[Source records]
┄┄┄┄┄┄┄┄┄┄

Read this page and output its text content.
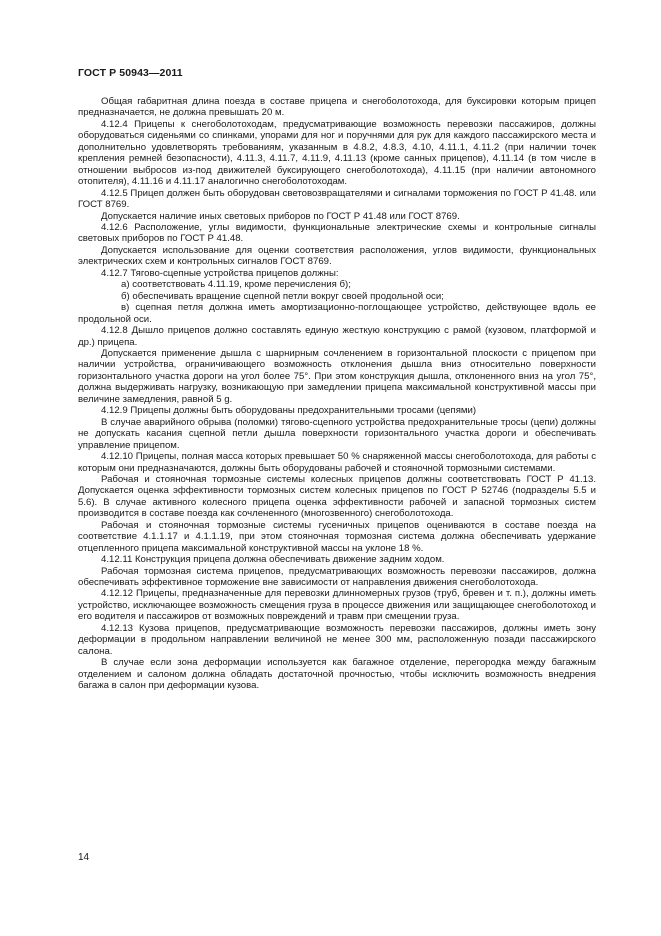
ГОСТ Р 50943—2011

Общая габаритная длина поезда в составе прицепа и снегоболотохода, для буксировки которым прицеп предназначается, не должна превышать 20 м.

4.12.4 Прицепы к снегоболотоходам, предусматривающие возможность перевозки пассажиров, должны оборудоваться сиденьями со спинками, упорами для ног и поручнями для рук для каждого пассажирского места и дополнительно удовлетворять требованиям, указанным в 4.8.2, 4.8.3, 4.10, 4.11.1, 4.11.2 (при наличии точек крепления ремней безопасности), 4.11.3, 4.11.7, 4.11.9, 4.11.13 (кроме санных прицепов), 4.11.14 (в том числе в отношении выбросов из-под движителей буксирующего снегоболотохода), 4.11.15 (при наличии автономного отопителя), 4.11.16 и 4.11.17 аналогично снегоболотоходам.

4.12.5 Прицеп должен быть оборудован световозвращателями и сигналами торможения по ГОСТ Р 41.48. или ГОСТ 8769.

Допускается наличие иных световых приборов по ГОСТ Р 41.48 или ГОСТ 8769.

4.12.6 Расположение, углы видимости, функциональные электрические схемы и контрольные сигналы световых приборов по ГОСТ Р 41.48.

Допускается использование для оценки соответствия расположения, углов видимости, функциональных электрических схем и контрольных сигналов ГОСТ 8769.

4.12.7 Тягово-сцепные устройства прицепов должны:

а) соответствовать 4.11.19, кроме перечисления б);

б) обеспечивать вращение сцепной петли вокруг своей продольной оси;

в) сцепная петля должна иметь амортизационно-поглощающее устройство, действующее вдоль ее продольной оси.

4.12.8 Дышло прицепов должно составлять единую жесткую конструкцию с рамой (кузовом, платформой и др.) прицепа.

Допускается применение дышла с шарнирным сочленением в горизонтальной плоскости с прицепом при наличии устройства, ограничивающего возможность отклонения дышла вниз относительно поверхности горизонтального участка дороги на угол более 75°. При этом конструкция дышла, отклоненного вниз на угол 75°, должна выдерживать нагрузку, возникающую при замедлении прицепа максимальной конструктивной массы при величине замедления, равной 5 g.

4.12.9 Прицепы должны быть оборудованы предохранительными тросами (цепями)

В случае аварийного обрыва (поломки) тягово-сцепного устройства предохранительные тросы (цепи) должны не допускать касания сцепной петли дышла поверхности горизонтального участка дороги и обеспечивать управление прицепом.

4.12.10 Прицепы, полная масса которых превышает 50 % снаряженной массы снегоболотохода, для работы с которым они предназначаются, должны быть оборудованы рабочей и стояночной тормозными системами.

Рабочая и стояночная тормозные системы колесных прицепов должны соответствовать ГОСТ Р 41.13. Допускается оценка эффективности тормозных систем колесных прицепов по ГОСТ Р 52746 (подразделы 5.5 и 5.6). В случае активного колесного прицепа оценка эффективности рабочей и запасной тормозных систем производится в составе поезда как сочлененного (многозвенного) снегоболотохода.

Рабочая и стояночная тормозные системы гусеничных прицепов оцениваются в составе поезда на соответствие 4.1.1.17 и 4.1.1.19, при этом стояночная тормозная система должна обеспечивать удержание отцепленного прицепа максимальной конструктивной массы на уклоне 18 %.

4.12.11 Конструкция прицепа должна обеспечивать движение задним ходом.

Рабочая тормозная система прицепов, предусматривающих возможность перевозки пассажиров, должна обеспечивать эффективное торможение вне зависимости от направления движения снегоболотохода.

4.12.12 Прицепы, предназначенные для перевозки длинномерных грузов (труб, бревен и т. п.), должны иметь устройство, исключающее возможность смещения груза в процессе движения или защищающее снегоболотоход и его водителя и пассажиров от возможных повреждений и травм при смещении груза.

4.12.13 Кузова прицепов, предусматривающие возможность перевозки пассажиров, должны иметь зону деформации в продольном направлении величиной не менее 300 мм, расположенную позади пассажирского салона.

В случае если зона деформации используется как багажное отделение, перегородка между багажным отделением и салоном должна обладать достаточной прочностью, чтобы исключить возможность внедрения багажа в салон при деформации кузова.

14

┄┄┄┄┄┄┄┄┄┄

Stated goal – Transcribe the full listing above exactly, with the images removed.

Finished exercise –
Read this page and output its text content.
ГОСТ Р 50943—2011

Общая габаритная длина поезда в составе прицепа и снегоболотохода, для буксировки которым прицеп предназначается, не должна превышать 20 м.

4.12.4 Прицепы к снегоболотоходам, предусматривающие возможность перевозки пассажиров, должны оборудоваться сиденьями со спинками, упорами для ног и поручнями для рук для каждого пассажирского места и дополнительно удовлетворять требованиям, указанным в 4.8.2, 4.8.3, 4.10, 4.11.1, 4.11.2 (при наличии точек крепления ремней безопасности), 4.11.3, 4.11.7, 4.11.9, 4.11.13 (кроме санных прицепов), 4.11.14 (в том числе в отношении выбросов из-под движителей буксирующего снегоболотохода), 4.11.15 (при наличии автономного отопителя), 4.11.16 и 4.11.17 аналогично снегоболотоходам.

4.12.5 Прицеп должен быть оборудован световозвращателями и сигналами торможения по ГОСТ Р 41.48. или ГОСТ 8769.

Допускается наличие иных световых приборов по ГОСТ Р 41.48 или ГОСТ 8769.

4.12.6 Расположение, углы видимости, функциональные электрические схемы и контрольные сигналы световых приборов по ГОСТ Р 41.48.

Допускается использование для оценки соответствия расположения, углов видимости, функциональных электрических схем и контрольных сигналов ГОСТ 8769.

4.12.7 Тягово-сцепные устройства прицепов должны:

а) соответствовать 4.11.19, кроме перечисления б);

б) обеспечивать вращение сцепной петли вокруг своей продольной оси;

в) сцепная петля должна иметь амортизационно-поглощающее устройство, действующее вдоль ее продольной оси.

4.12.8 Дышло прицепов должно составлять единую жесткую конструкцию с рамой (кузовом, платформой и др.) прицепа.

Допускается применение дышла с шарнирным сочленением в горизонтальной плоскости с прицепом при наличии устройства, ограничивающего возможность отклонения дышла вниз относительно поверхности горизонтального участка дороги на угол более 75°. При этом конструкция дышла, отклоненного вниз на угол 75°, должна выдерживать нагрузку, возникающую при замедлении прицепа максимальной конструктивной массы при величине замедления, равной 5 g.

4.12.9 Прицепы должны быть оборудованы предохранительными тросами (цепями)

В случае аварийного обрыва (поломки) тягово-сцепного устройства предохранительные тросы (цепи) должны не допускать касания сцепной петли дышла поверхности горизонтального участка дороги и обеспечивать управление прицепом.

4.12.10 Прицепы, полная масса которых превышает 50 % снаряженной массы снегоболотохода, для работы с которым они предназначаются, должны быть оборудованы рабочей и стояночной тормозными системами.

Рабочая и стояночная тормозные системы колесных прицепов должны соответствовать ГОСТ Р 41.13. Допускается оценка эффективности тормозных систем колесных прицепов по ГОСТ Р 52746 (подразделы 5.5 и 5.6). В случае активного колесного прицепа оценка эффективности рабочей и запасной тормозных систем производится в составе поезда как сочлененного (многозвенного) снегоболотохода.

Рабочая и стояночная тормозные системы гусеничных прицепов оцениваются в составе поезда на соответствие 4.1.1.17 и 4.1.1.19, при этом стояночная тормозная система должна обеспечивать удержание отцепленного прицепа максимальной конструктивной массы на уклоне 18 %.

4.12.11 Конструкция прицепа должна обеспечивать движение задним ходом.

Рабочая тормозная система прицепов, предусматривающих возможность перевозки пассажиров, должна обеспечивать эффективное торможение вне зависимости от направления движения снегоболотохода.

4.12.12 Прицепы, предназначенные для перевозки длинномерных грузов (труб, бревен и т. п.), должны иметь устройство, исключающее возможность смещения груза в процессе движения или защищающее снегоболотоход и его водителя и пассажиров от возможных повреждений и травм при смещении груза.

4.12.13 Кузова прицепов, предусматривающие возможность перевозки пассажиров, должны иметь зону деформации в продольном направлении величиной не менее 300 мм, расположенную позади пассажирского салона.

В случае если зона деформации используется как багажное отделение, перегородка между багажным отделением и салоном должна обладать достаточной прочностью, чтобы исключить возможность внедрения багажа в салон при деформации кузова.

14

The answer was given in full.